What is being asked – Restate each of the lines below word for word and drop every picture.

Listed records –
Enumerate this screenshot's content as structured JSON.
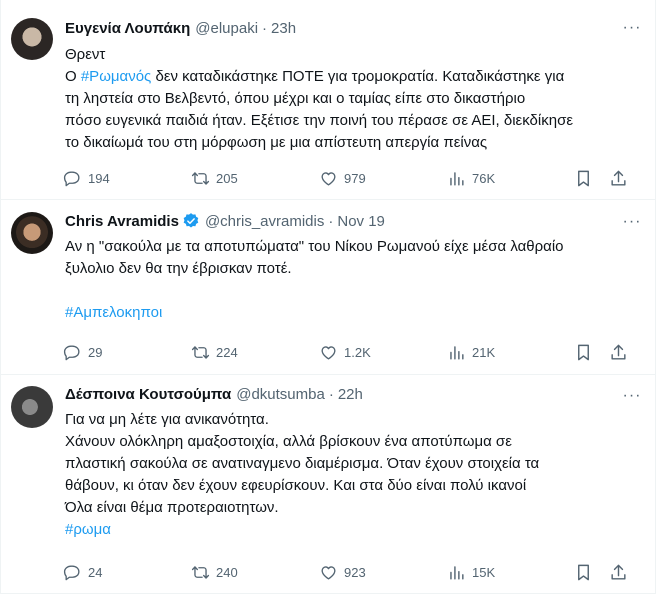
{
  "tweets": [
    {
      "name": "Ευγενία Λουπάκη",
      "handle": "@elupaki",
      "dot": "·",
      "time": "23h",
      "lines": [
        [
          "Θρεντ"
        ],
        [
          "Ο ",
          "#Ρωμανός",
          " δεν καταδικάστηκε ΠΟΤΕ για τρομοκρατία. Καταδικάστηκε για"
        ],
        [
          "τη ληστεία στο Βελβεντό, όπου μέχρι και ο ταμίας  είπε στο δικαστήριο"
        ],
        [
          "πόσο ευγενικά παιδιά ήταν. Εξέτισε την ποινή του πέρασε σε ΑΕΙ, διεκδίκησε"
        ],
        [
          "το δικαίωμά του στη μόρφωση με μια απίστευτη απεργία πείνας"
        ]
      ],
      "stats": {
        "replies": "194",
        "retweets": "205",
        "likes": "979",
        "views": "76K"
      }
    },
    {
      "name": "Chris Avramidis",
      "verified": true,
      "handle": "@chris_avramidis",
      "dot": "·",
      "time": "Nov 19",
      "line1": "Αν η \"σακούλα με τα αποτυπώματα\" του Νίκου Ρωμανού είχε μέσα λαθραίο",
      "line2": "ξυλολιο δεν θα την έβρισκαν ποτέ.",
      "hashtag": "#Αμπελοκηποι",
      "stats": {
        "replies": "29",
        "retweets": "224",
        "likes": "1.2K",
        "views": "21K"
      }
    },
    {
      "name": "Δέσποινα Κουτσούμπα",
      "handle": "@dkutsumba",
      "dot": "·",
      "time": "22h",
      "line1": "Για να μη λέτε για ανικανότητα.",
      "line2": "Χάνουν ολόκληρη αμαξοστοιχία, αλλά βρίσκουν ένα αποτύπωμα σε",
      "line3": "πλαστική σακούλα σε ανατιναγμενο διαμέρισμα. Όταν έχουν στοιχεία τα",
      "line4": "θάβουν, κι όταν δεν έχουν εφευρίσκουν. Και στα δύο είναι πολύ ικανοί",
      "line5": "Όλα είναι θέμα προτεραιοτητων.",
      "hashtag": "#ρωμα",
      "stats": {
        "replies": "24",
        "retweets": "240",
        "likes": "923",
        "views": "15K"
      }
    }
  ],
  "more_glyph": "···",
  "colors": {
    "link": "#1d9bf0",
    "muted": "#536471",
    "text": "#0f1419",
    "verified": "#1d9bf0"
  },
  "icons": [
    "reply-icon",
    "retweet-icon",
    "like-icon",
    "views-icon",
    "bookmark-icon",
    "share-icon",
    "verified-badge-icon",
    "more-icon"
  ]
}
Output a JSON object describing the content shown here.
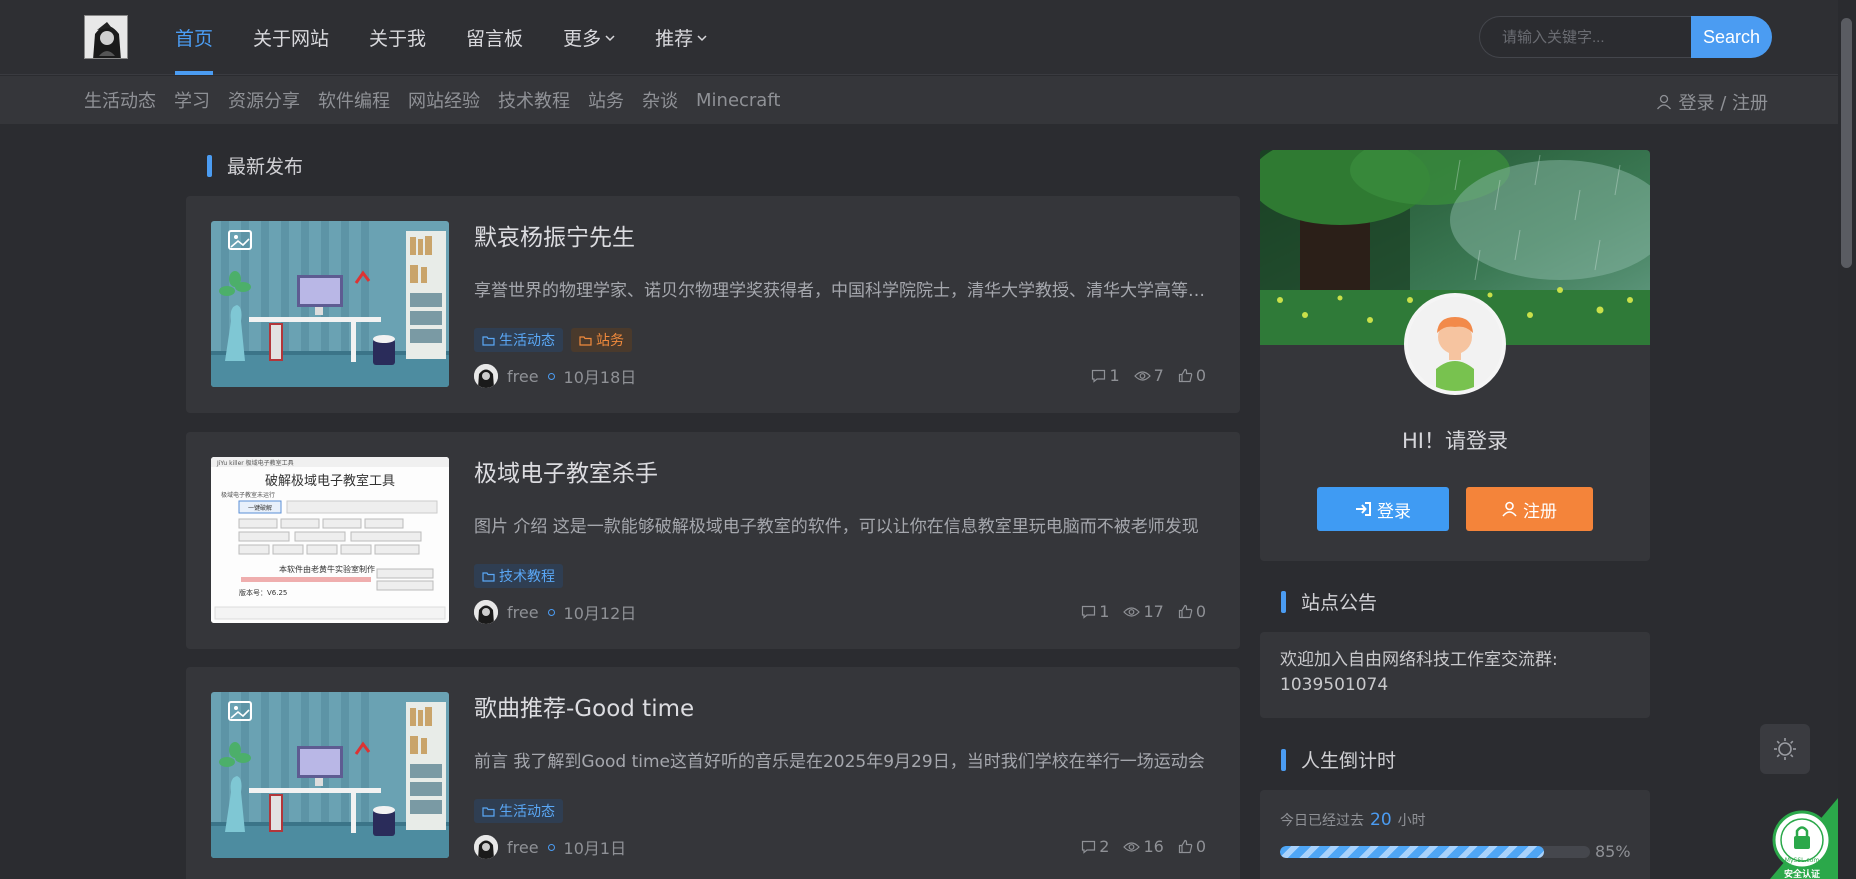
{
  "header": {
    "nav": [
      "首页",
      "关于网站",
      "关于我",
      "留言板",
      "更多",
      "推荐"
    ],
    "search": {
      "placeholder": "请输入关键字...",
      "button": "Search"
    }
  },
  "subnav": {
    "items": [
      "生活动态",
      "学习",
      "资源分享",
      "软件编程",
      "网站经验",
      "技术教程",
      "站务",
      "杂谈",
      "Minecraft"
    ],
    "login": "登录 / 注册"
  },
  "main": {
    "section_title": "最新发布",
    "posts": [
      {
        "title": "默哀杨振宁先生",
        "excerpt": "享誉世界的物理学家、诺贝尔物理学奖获得者，中国科学院院士，清华大学教授、清华大学高等研究院名誉院长杨振宁先生",
        "tags": [
          {
            "label": "生活动态",
            "color": "blue"
          },
          {
            "label": "站务",
            "color": "orange"
          }
        ],
        "author": "free",
        "date": "10月18日",
        "comments": "1",
        "views": "7",
        "likes": "0",
        "thumb": "room"
      },
      {
        "title": "极域电子教室杀手",
        "excerpt": "图片 介绍 这是一款能够破解极域电子教室的软件，可以让你在信息教室里玩电脑而不被老师发现",
        "tags": [
          {
            "label": "技术教程",
            "color": "blue"
          }
        ],
        "author": "free",
        "date": "10月12日",
        "comments": "1",
        "views": "17",
        "likes": "0",
        "thumb": "software",
        "thumb_texts": {
          "window_title": "JiYu killer 极域电子教室工具",
          "heading": "破解极域电子教室工具",
          "status": "极域电子教室未运行",
          "btn1": "一键破解",
          "credit": "本软件由老黄牛实验室制作",
          "version": "版本号：V6.25"
        }
      },
      {
        "title": "歌曲推荐-Good time",
        "excerpt": "前言 我了解到Good time这首好听的音乐是在2025年9月29日，当时我们学校在举行一场运动会",
        "tags": [
          {
            "label": "生活动态",
            "color": "blue"
          }
        ],
        "author": "free",
        "date": "10月1日",
        "comments": "2",
        "views": "16",
        "likes": "0",
        "thumb": "room"
      }
    ]
  },
  "sidebar": {
    "greeting": "HI！请登录",
    "login_btn": "登录",
    "register_btn": "注册",
    "notice_title": "站点公告",
    "notice_text": "欢迎加入自由网络科技工作室交流群: 1039501074",
    "countdown_title": "人生倒计时",
    "countdown_label_pre": "今日已经过去",
    "countdown_value": "20",
    "countdown_label_post": "小时",
    "countdown_percent": "85%",
    "countdown_fraction": 0.85
  },
  "badge": {
    "line1": "安全认证",
    "brand": "MySSL.com"
  },
  "colors": {
    "accent": "#4b9cf2",
    "orange": "#f4843a",
    "bg": "#2b2c30",
    "card": "#35363a"
  }
}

Final answer –
Enumerate this screenshot's content as structured JSON.
{
  "tweets": [
    {
      "name": "Ευγενία Λουπάκη",
      "handle": "@elupaki",
      "dot": "·",
      "time": "23h",
      "lines": [
        [
          "Θρεντ"
        ],
        [
          "Ο ",
          "#Ρωμανός",
          " δεν καταδικάστηκε ΠΟΤΕ για τρομοκρατία. Καταδικάστηκε για"
        ],
        [
          "τη ληστεία στο Βελβεντό, όπου μέχρι και ο ταμίας  είπε στο δικαστήριο"
        ],
        [
          "πόσο ευγενικά παιδιά ήταν. Εξέτισε την ποινή του πέρασε σε ΑΕΙ, διεκδίκησε"
        ],
        [
          "το δικαίωμά του στη μόρφωση με μια απίστευτη απεργία πείνας"
        ]
      ],
      "stats": {
        "replies": "194",
        "retweets": "205",
        "likes": "979",
        "views": "76K"
      }
    },
    {
      "name": "Chris Avramidis",
      "verified": true,
      "handle": "@chris_avramidis",
      "dot": "·",
      "time": "Nov 19",
      "line1": "Αν η \"σακούλα με τα αποτυπώματα\" του Νίκου Ρωμανού είχε μέσα λαθραίο",
      "line2": "ξυλολιο δεν θα την έβρισκαν ποτέ.",
      "hashtag": "#Αμπελοκηποι",
      "stats": {
        "replies": "29",
        "retweets": "224",
        "likes": "1.2K",
        "views": "21K"
      }
    },
    {
      "name": "Δέσποινα Κουτσούμπα",
      "handle": "@dkutsumba",
      "dot": "·",
      "time": "22h",
      "line1": "Για να μη λέτε για ανικανότητα.",
      "line2": "Χάνουν ολόκληρη αμαξοστοιχία, αλλά βρίσκουν ένα αποτύπωμα σε",
      "line3": "πλαστική σακούλα σε ανατιναγμενο διαμέρισμα. Όταν έχουν στοιχεία τα",
      "line4": "θάβουν, κι όταν δεν έχουν εφευρίσκουν. Και στα δύο είναι πολύ ικανοί",
      "line5": "Όλα είναι θέμα προτεραιοτητων.",
      "hashtag": "#ρωμα",
      "stats": {
        "replies": "24",
        "retweets": "240",
        "likes": "923",
        "views": "15K"
      }
    }
  ],
  "more_glyph": "···",
  "colors": {
    "link": "#1d9bf0",
    "muted": "#536471",
    "text": "#0f1419",
    "verified": "#1d9bf0"
  },
  "icons": [
    "reply-icon",
    "retweet-icon",
    "like-icon",
    "views-icon",
    "bookmark-icon",
    "share-icon",
    "verified-badge-icon",
    "more-icon"
  ]
}
Output a JSON object describing the content shown here.
{
  "header": {
    "nav": [
      "首页",
      "关于网站",
      "关于我",
      "留言板",
      "更多",
      "推荐"
    ],
    "search": {
      "placeholder": "请输入关键字...",
      "button": "Search"
    }
  },
  "subnav": {
    "items": [
      "生活动态",
      "学习",
      "资源分享",
      "软件编程",
      "网站经验",
      "技术教程",
      "站务",
      "杂谈",
      "Minecraft"
    ],
    "login": "登录 / 注册"
  },
  "main": {
    "section_title": "最新发布",
    "posts": [
      {
        "title": "默哀杨振宁先生",
        "excerpt": "享誉世界的物理学家、诺贝尔物理学奖获得者，中国科学院院士，清华大学教授、清华大学高等研究院名誉院长杨振宁先生",
        "tags": [
          {
            "label": "生活动态",
            "color": "blue"
          },
          {
            "label": "站务",
            "color": "orange"
          }
        ],
        "author": "free",
        "date": "10月18日",
        "comments": "1",
        "views": "7",
        "likes": "0",
        "thumb": "room"
      },
      {
        "title": "极域电子教室杀手",
        "excerpt": "图片 介绍 这是一款能够破解极域电子教室的软件，可以让你在信息教室里玩电脑而不被老师发现",
        "tags": [
          {
            "label": "技术教程",
            "color": "blue"
          }
        ],
        "author": "free",
        "date": "10月12日",
        "comments": "1",
        "views": "17",
        "likes": "0",
        "thumb": "software",
        "thumb_texts": {
          "window_title": "JiYu killer 极域电子教室工具",
          "heading": "破解极域电子教室工具",
          "status": "极域电子教室未运行",
          "btn1": "一键破解",
          "credit": "本软件由老黄牛实验室制作",
          "version": "版本号：V6.25"
        }
      },
      {
        "title": "歌曲推荐-Good time",
        "excerpt": "前言 我了解到Good time这首好听的音乐是在2025年9月29日，当时我们学校在举行一场运动会",
        "tags": [
          {
            "label": "生活动态",
            "color": "blue"
          }
        ],
        "author": "free",
        "date": "10月1日",
        "comments": "2",
        "views": "16",
        "likes": "0",
        "thumb": "room"
      }
    ]
  },
  "sidebar": {
    "greeting": "HI！请登录",
    "login_btn": "登录",
    "register_btn": "注册",
    "notice_title": "站点公告",
    "notice_text": "欢迎加入自由网络科技工作室交流群: 1039501074",
    "countdown_title": "人生倒计时",
    "countdown_label_pre": "今日已经过去",
    "countdown_value": "20",
    "countdown_label_post": "小时",
    "countdown_percent": "85%",
    "countdown_fraction": 0.85
  },
  "badge": {
    "line1": "安全认证",
    "brand": "MySSL.com"
  },
  "colors": {
    "accent": "#4b9cf2",
    "orange": "#f4843a",
    "bg": "#2b2c30",
    "card": "#35363a"
  }
}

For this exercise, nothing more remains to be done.